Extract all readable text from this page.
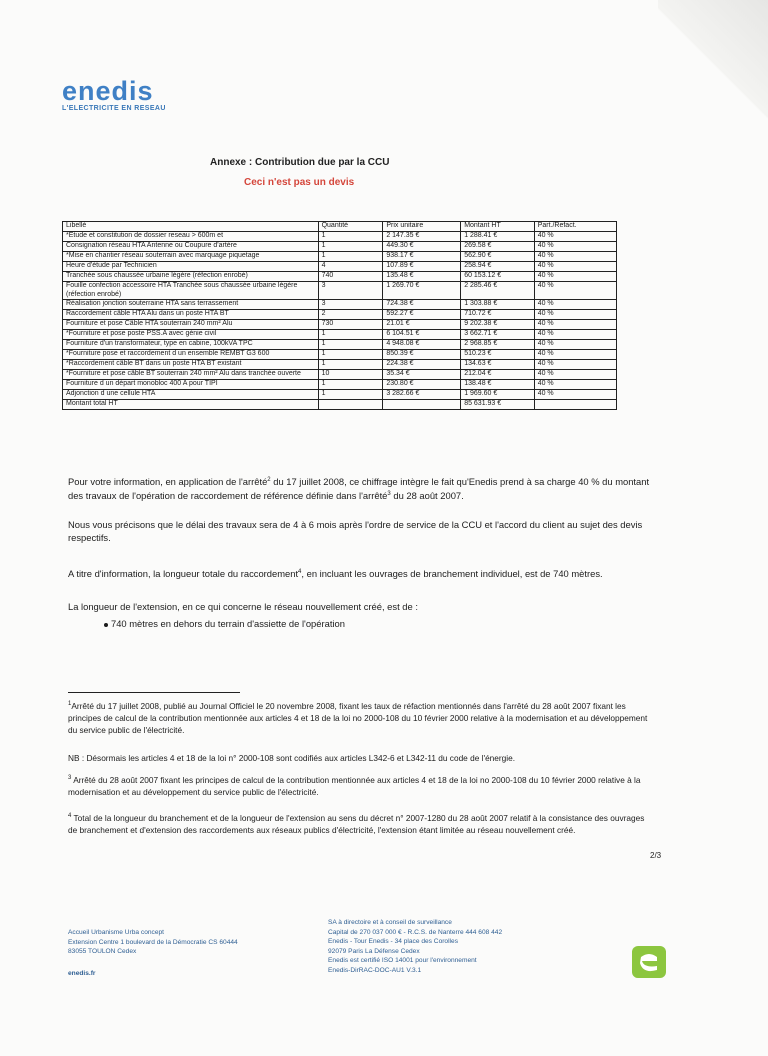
enedis
L'ELECTRICITE EN RESEAU
Annexe : Contribution due par la CCU
Ceci n'est pas un devis
Libellé	Quantité	Prix unitaire	Montant HT	Part./Refact.
*Etude et constitution de dossier reseau > 600m et	1	2 147.35 €	1 288.41 €	40 %
Consignation réseau HTA Antenne ou Coupure d'artère	1	449.30 €	269.58 €	40 %
*Mise en chantier réseau souterrain avec marquage piquetage	1	938.17 €	562.90 €	40 %
Heure d'étude par Technicien	4	107.89 €	258.94 €	40 %
Tranchée sous chaussée urbaine légère (réfection enrobé)	740	135.48 €	60 153.12 €	40 %
Fouille confection accessoire HTA Tranchée sous chaussée urbaine légère (réfection enrobé)	3	1 269.70 €	2 285.46 €	40 %
Réalisation jonction souterraine HTA sans terrassement	3	724.38 €	1 303.88 €	40 %
Raccordement câble HTA Alu dans un poste HTA BT	2	592.27 €	710.72 €	40 %
Fourniture et pose Câble HTA souterrain 240 mm² Alu	730	21.01 €	9 202.38 €	40 %
*Fourniture et pose poste PSS.A avec génie civil	1	6 104.51 €	3 662.71 €	40 %
Fourniture d'un transformateur, type en cabine, 100kVA TPC	1	4 948.08 €	2 968.85 €	40 %
*Fourniture pose et raccordement d un ensemble REMBT G3 600	1	850.39 €	510.23 €	40 %
*Raccordement câble BT dans un poste HTA BT existant	1	224.38 €	134.63 €	40 %
*Fourniture et pose câble BT souterrain 240 mm² Alu dans tranchée ouverte	10	35.34 €	212.04 €	40 %
Fourniture d un départ monobloc 400 A pour TIPI	1	230.80 €	138.48 €	40 %
Adjonction d une cellule HTA	1	3 282.66 €	1 969.60 €	40 %
Montant total HT			85 631.93 €	
Pour votre information, en application de l'arrêté$^2$ du 17 juillet 2008, ce chiffrage intègre le fait qu'Enedis prend à sa charge 40 % du montant des travaux de l'opération de raccordement de référence définie dans l'arrêté$^3$ du 28 août 2007.
Nous vous précisons que le délai des travaux sera de 4 à 6 mois après l'ordre de service de la CCU et l'accord du client au sujet des devis respectifs.
A titre d'information, la longueur totale du raccordement$^4$, en incluant les ouvrages de branchement individuel, est de 740 mètres.
La longueur de l'extension, en ce qui concerne le réseau nouvellement créé, est de :
740 mètres en dehors du terrain d'assiette de l'opération
$^1$Arrêté du 17 juillet 2008, publié au Journal Officiel le 20 novembre 2008, fixant les taux de réfaction mentionnés dans l'arrêté du 28 août 2007 fixant les principes de calcul de la contribution mentionnée aux articles 4 et 18 de la loi no 2000-108 du 10 février 2000 relative à la modernisation et au développement du service public de l'électricité.
NB : Désormais les articles 4 et 18 de la loi n° 2000-108 sont codifiés aux articles L342-6 et L342-11 du code de l'énergie.
$^3$ Arrêté du 28 août 2007 fixant les principes de calcul de la contribution mentionnée aux articles 4 et 18 de la loi no 2000-108 du 10 février 2000 relative à la modernisation et au développement du service public de l'électricité.
$^4$ Total de la longueur du branchement et de la longueur de l'extension au sens du décret n° 2007-1280 du 28 août 2007 relatif à la consistance des ouvrages de branchement et d'extension des raccordements aux réseaux publics d'électricité, l'extension étant limitée au réseau nouvellement créé.
2/3
Accueil Urbanisme Urba concept
Extension Centre 1 boulevard de la Démocratie CS 60444
83055 TOULON Cedex
enedis.fr
SA à directoire et à conseil de surveillance
Capital de 270 037 000 € - R.C.S. de Nanterre 444 608 442
Enedis - Tour Enedis - 34 place des Corolles
92079 Paris La Défense Cedex
Enedis est certifié ISO 14001 pour l'environnement
Enedis-DirRAC-DOC-AU1 V.3.1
══════════════════════════════
Transcribe the whole listing, character for character, but not its images.

EXERCISE RESPONSE:
Extract all readable text from this page.
enedis
L'ELECTRICITE EN RESEAU
Annexe : Contribution due par la CCU
Ceci n'est pas un devis
Libellé	Quantité	Prix unitaire	Montant HT	Part./Refact.
*Etude et constitution de dossier reseau > 600m et	1	2 147.35 €	1 288.41 €	40 %
Consignation réseau HTA Antenne ou Coupure d'artère	1	449.30 €	269.58 €	40 %
*Mise en chantier réseau souterrain avec marquage piquetage	1	938.17 €	562.90 €	40 %
Heure d'étude par Technicien	4	107.89 €	258.94 €	40 %
Tranchée sous chaussée urbaine légère (réfection enrobé)	740	135.48 €	60 153.12 €	40 %
Fouille confection accessoire HTA Tranchée sous chaussée urbaine légère (réfection enrobé)	3	1 269.70 €	2 285.46 €	40 %
Réalisation jonction souterraine HTA sans terrassement	3	724.38 €	1 303.88 €	40 %
Raccordement câble HTA Alu dans un poste HTA BT	2	592.27 €	710.72 €	40 %
Fourniture et pose Câble HTA souterrain 240 mm² Alu	730	21.01 €	9 202.38 €	40 %
*Fourniture et pose poste PSS.A avec génie civil	1	6 104.51 €	3 662.71 €	40 %
Fourniture d'un transformateur, type en cabine, 100kVA TPC	1	4 948.08 €	2 968.85 €	40 %
*Fourniture pose et raccordement d un ensemble REMBT G3 600	1	850.39 €	510.23 €	40 %
*Raccordement câble BT dans un poste HTA BT existant	1	224.38 €	134.63 €	40 %
*Fourniture et pose câble BT souterrain 240 mm² Alu dans tranchée ouverte	10	35.34 €	212.04 €	40 %
Fourniture d un départ monobloc 400 A pour TIPI	1	230.80 €	138.48 €	40 %
Adjonction d une cellule HTA	1	3 282.66 €	1 969.60 €	40 %
Montant total HT			85 631.93 €	
Pour votre information, en application de l'arrêté$^2$ du 17 juillet 2008, ce chiffrage intègre le fait qu'Enedis prend à sa charge 40 % du montant des travaux de l'opération de raccordement de référence définie dans l'arrêté$^3$ du 28 août 2007.
Nous vous précisons que le délai des travaux sera de 4 à 6 mois après l'ordre de service de la CCU et l'accord du client au sujet des devis respectifs.
A titre d'information, la longueur totale du raccordement$^4$, en incluant les ouvrages de branchement individuel, est de 740 mètres.
La longueur de l'extension, en ce qui concerne le réseau nouvellement créé, est de :
740 mètres en dehors du terrain d'assiette de l'opération
$^1$Arrêté du 17 juillet 2008, publié au Journal Officiel le 20 novembre 2008, fixant les taux de réfaction mentionnés dans l'arrêté du 28 août 2007 fixant les principes de calcul de la contribution mentionnée aux articles 4 et 18 de la loi no 2000-108 du 10 février 2000 relative à la modernisation et au développement du service public de l'électricité.
NB : Désormais les articles 4 et 18 de la loi n° 2000-108 sont codifiés aux articles L342-6 et L342-11 du code de l'énergie.
$^3$ Arrêté du 28 août 2007 fixant les principes de calcul de la contribution mentionnée aux articles 4 et 18 de la loi no 2000-108 du 10 février 2000 relative à la modernisation et au développement du service public de l'électricité.
$^4$ Total de la longueur du branchement et de la longueur de l'extension au sens du décret n° 2007-1280 du 28 août 2007 relatif à la consistance des ouvrages de branchement et d'extension des raccordements aux réseaux publics d'électricité, l'extension étant limitée au réseau nouvellement créé.
2/3
Accueil Urbanisme Urba concept
Extension Centre 1 boulevard de la Démocratie CS 60444
83055 TOULON Cedex
enedis.fr
SA à directoire et à conseil de surveillance
Capital de 270 037 000 € - R.C.S. de Nanterre 444 608 442
Enedis - Tour Enedis - 34 place des Corolles
92079 Paris La Défense Cedex
Enedis est certifié ISO 14001 pour l'environnement
Enedis-DirRAC-DOC-AU1 V.3.1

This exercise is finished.